TASK DESCRIPTION :: Copy every entry precisely.

TASK DATA ::
------------

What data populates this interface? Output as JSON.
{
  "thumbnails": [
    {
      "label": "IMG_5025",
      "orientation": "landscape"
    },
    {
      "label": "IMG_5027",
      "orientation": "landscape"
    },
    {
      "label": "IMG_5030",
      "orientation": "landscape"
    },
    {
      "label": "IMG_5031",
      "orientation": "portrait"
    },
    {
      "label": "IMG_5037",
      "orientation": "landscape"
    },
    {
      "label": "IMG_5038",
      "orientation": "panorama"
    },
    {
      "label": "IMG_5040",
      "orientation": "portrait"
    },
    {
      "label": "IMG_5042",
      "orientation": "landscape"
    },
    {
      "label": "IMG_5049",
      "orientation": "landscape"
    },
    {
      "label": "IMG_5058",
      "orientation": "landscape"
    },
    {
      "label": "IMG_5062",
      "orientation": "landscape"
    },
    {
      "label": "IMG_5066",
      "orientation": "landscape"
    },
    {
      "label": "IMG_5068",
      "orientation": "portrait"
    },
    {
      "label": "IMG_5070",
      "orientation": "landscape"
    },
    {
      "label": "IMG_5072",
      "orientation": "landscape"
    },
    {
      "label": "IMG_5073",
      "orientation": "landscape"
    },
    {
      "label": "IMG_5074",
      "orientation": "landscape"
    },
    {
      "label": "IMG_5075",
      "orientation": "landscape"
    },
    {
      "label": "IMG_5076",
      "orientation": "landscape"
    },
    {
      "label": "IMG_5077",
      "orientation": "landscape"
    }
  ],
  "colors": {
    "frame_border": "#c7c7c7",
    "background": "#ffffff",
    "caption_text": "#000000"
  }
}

------------

TASK RESULT ::
What data populates this interface? Output as JSON.
{
  "thumbnails": [
    {
      "label": "IMG_5025",
      "orientation": "landscape"
    },
    {
      "label": "IMG_5027",
      "orientation": "landscape"
    },
    {
      "label": "IMG_5030",
      "orientation": "landscape"
    },
    {
      "label": "IMG_5031",
      "orientation": "portrait"
    },
    {
      "label": "IMG_5037",
      "orientation": "landscape"
    },
    {
      "label": "IMG_5038",
      "orientation": "panorama"
    },
    {
      "label": "IMG_5040",
      "orientation": "portrait"
    },
    {
      "label": "IMG_5042",
      "orientation": "landscape"
    },
    {
      "label": "IMG_5049",
      "orientation": "landscape"
    },
    {
      "label": "IMG_5058",
      "orientation": "landscape"
    },
    {
      "label": "IMG_5062",
      "orientation": "landscape"
    },
    {
      "label": "IMG_5066",
      "orientation": "landscape"
    },
    {
      "label": "IMG_5068",
      "orientation": "portrait"
    },
    {
      "label": "IMG_5070",
      "orientation": "landscape"
    },
    {
      "label": "IMG_5072",
      "orientation": "landscape"
    },
    {
      "label": "IMG_5073",
      "orientation": "landscape"
    },
    {
      "label": "IMG_5074",
      "orientation": "landscape"
    },
    {
      "label": "IMG_5075",
      "orientation": "landscape"
    },
    {
      "label": "IMG_5076",
      "orientation": "landscape"
    },
    {
      "label": "IMG_5077",
      "orientation": "landscape"
    }
  ],
  "colors": {
    "frame_border": "#c7c7c7",
    "background": "#ffffff",
    "caption_text": "#000000"
  }
}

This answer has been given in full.